# Short exercise
Filter the entries that follow, copying every line in which the word "emoji" appears.

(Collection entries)
>>>

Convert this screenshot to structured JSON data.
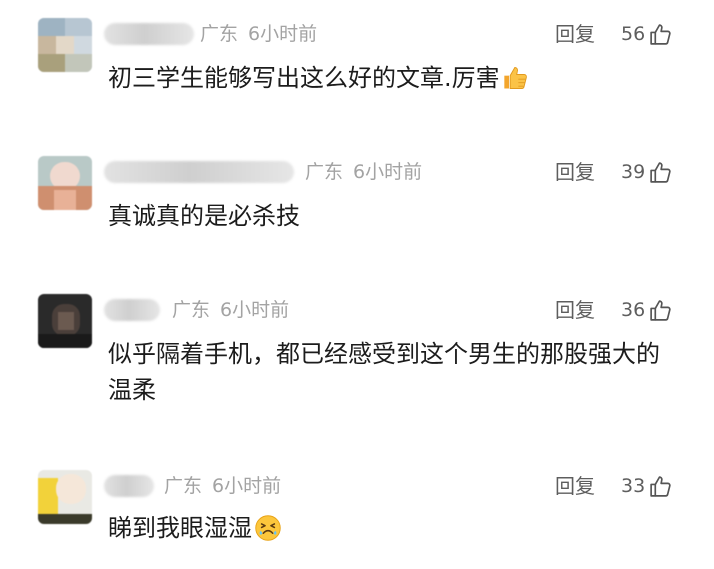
{
  "comments": [
    {
      "location": "广东",
      "time": "6小时前",
      "reply_label": "回复",
      "likes": "56",
      "text": "初三学生能够写出这么好的文章.厉害",
      "emoji": "thumbs-up-emoji"
    },
    {
      "location": "广东",
      "time": "6小时前",
      "reply_label": "回复",
      "likes": "39",
      "text": "真诚真的是必杀技"
    },
    {
      "location": "广东",
      "time": "6小时前",
      "reply_label": "回复",
      "likes": "36",
      "text": "似乎隔着手机，都已经感受到这个男生的那股强大的温柔"
    },
    {
      "location": "广东",
      "time": "6小时前",
      "reply_label": "回复",
      "likes": "33",
      "text": "睇到我眼湿湿",
      "emoji": "persevering-face-emoji"
    }
  ],
  "icons": {
    "like": "thumbs-up-outline-icon"
  },
  "colors": {
    "meta_text": "#a3a3a3",
    "action_text": "#5e5e5e",
    "body_text": "#1c1c1c"
  }
}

<<<

# Response for this exercise
      "emoji": "thumbs-up-emoji"
      "emoji": "persevering-face-emoji"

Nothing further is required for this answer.